What needs to be done: Every line below is to be copied exactly, with the pictures left out.

===

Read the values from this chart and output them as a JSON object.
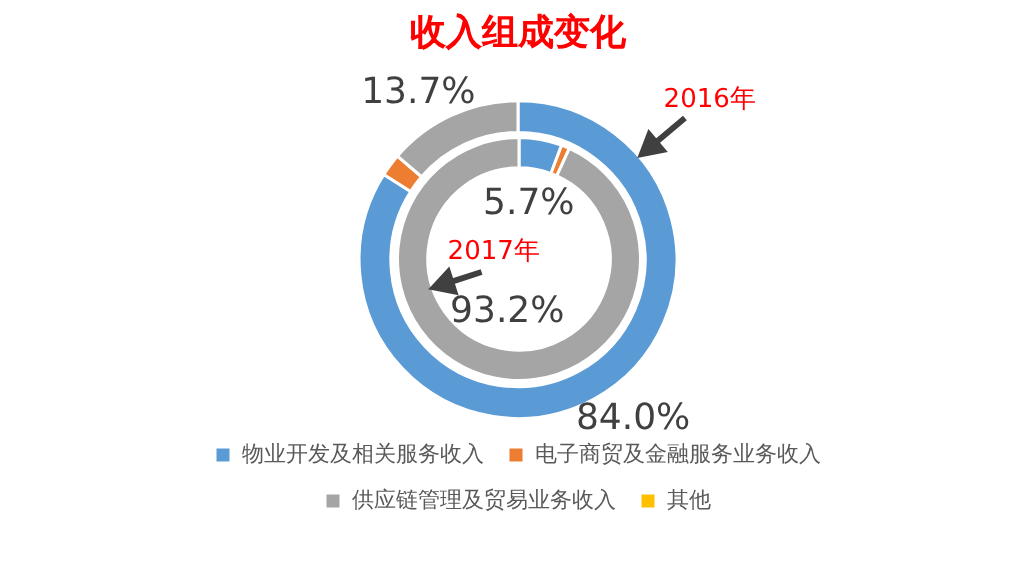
{
  "chart_data": [
    {
      "type": "donut",
      "title": "收入组成变化",
      "categories": [
        "物业开发及相关服务收入",
        "电子商贸及金融服务业务收入",
        "供应链管理及贸易业务收入",
        "其他"
      ],
      "colors": [
        "#5b9bd5",
        "#ed7d31",
        "#a5a5a5",
        "#ffc000"
      ],
      "series": [
        {
          "name": "2016年",
          "values": [
            84.0,
            2.3,
            13.7,
            0
          ],
          "value_labels": [
            "84.0%",
            null,
            "13.7%",
            null
          ]
        }
      ],
      "legend": "bottom"
    },
    {
      "type": "donut",
      "categories": [
        null,
        null,
        null,
        null
      ],
      "colors": [
        "#5b9bd5",
        "#ed7d31",
        "#a5a5a5",
        "#ffc000"
      ],
      "series": [
        {
          "name": "2017年",
          "values": [
            5.7,
            1.1,
            93.2,
            0
          ],
          "value_labels": [
            "5.7%",
            null,
            "93.2%",
            null
          ]
        }
      ]
    }
  ]
}
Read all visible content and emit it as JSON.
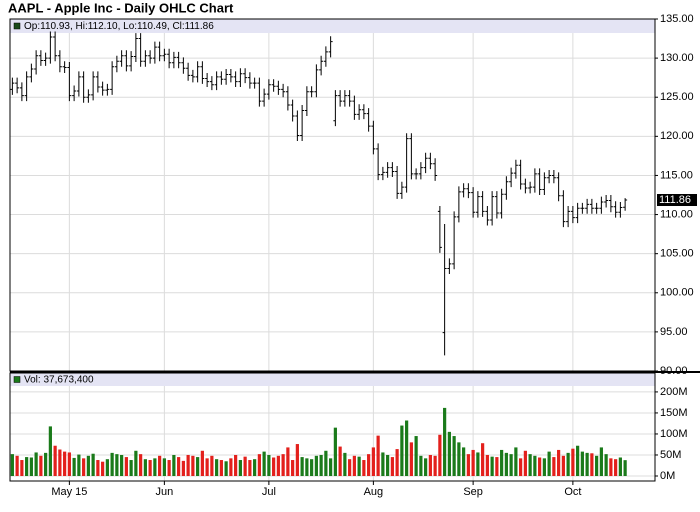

===

Worked answer:
Read the values from this chart and output them as a JSON object.
{
  "chart_data": [
    {
      "type": "donut",
      "title": "收入组成变化",
      "categories": [
        "物业开发及相关服务收入",
        "电子商贸及金融服务业务收入",
        "供应链管理及贸易业务收入",
        "其他"
      ],
      "colors": [
        "#5b9bd5",
        "#ed7d31",
        "#a5a5a5",
        "#ffc000"
      ],
      "series": [
        {
          "name": "2016年",
          "values": [
            84.0,
            2.3,
            13.7,
            0
          ],
          "value_labels": [
            "84.0%",
            null,
            "13.7%",
            null
          ]
        }
      ],
      "legend": "bottom"
    },
    {
      "type": "donut",
      "categories": [
        null,
        null,
        null,
        null
      ],
      "colors": [
        "#5b9bd5",
        "#ed7d31",
        "#a5a5a5",
        "#ffc000"
      ],
      "series": [
        {
          "name": "2017年",
          "values": [
            5.7,
            1.1,
            93.2,
            0
          ],
          "value_labels": [
            "5.7%",
            null,
            "93.2%",
            null
          ]
        }
      ]
    }
  ]
}
Read all visible content and emit it as JSON.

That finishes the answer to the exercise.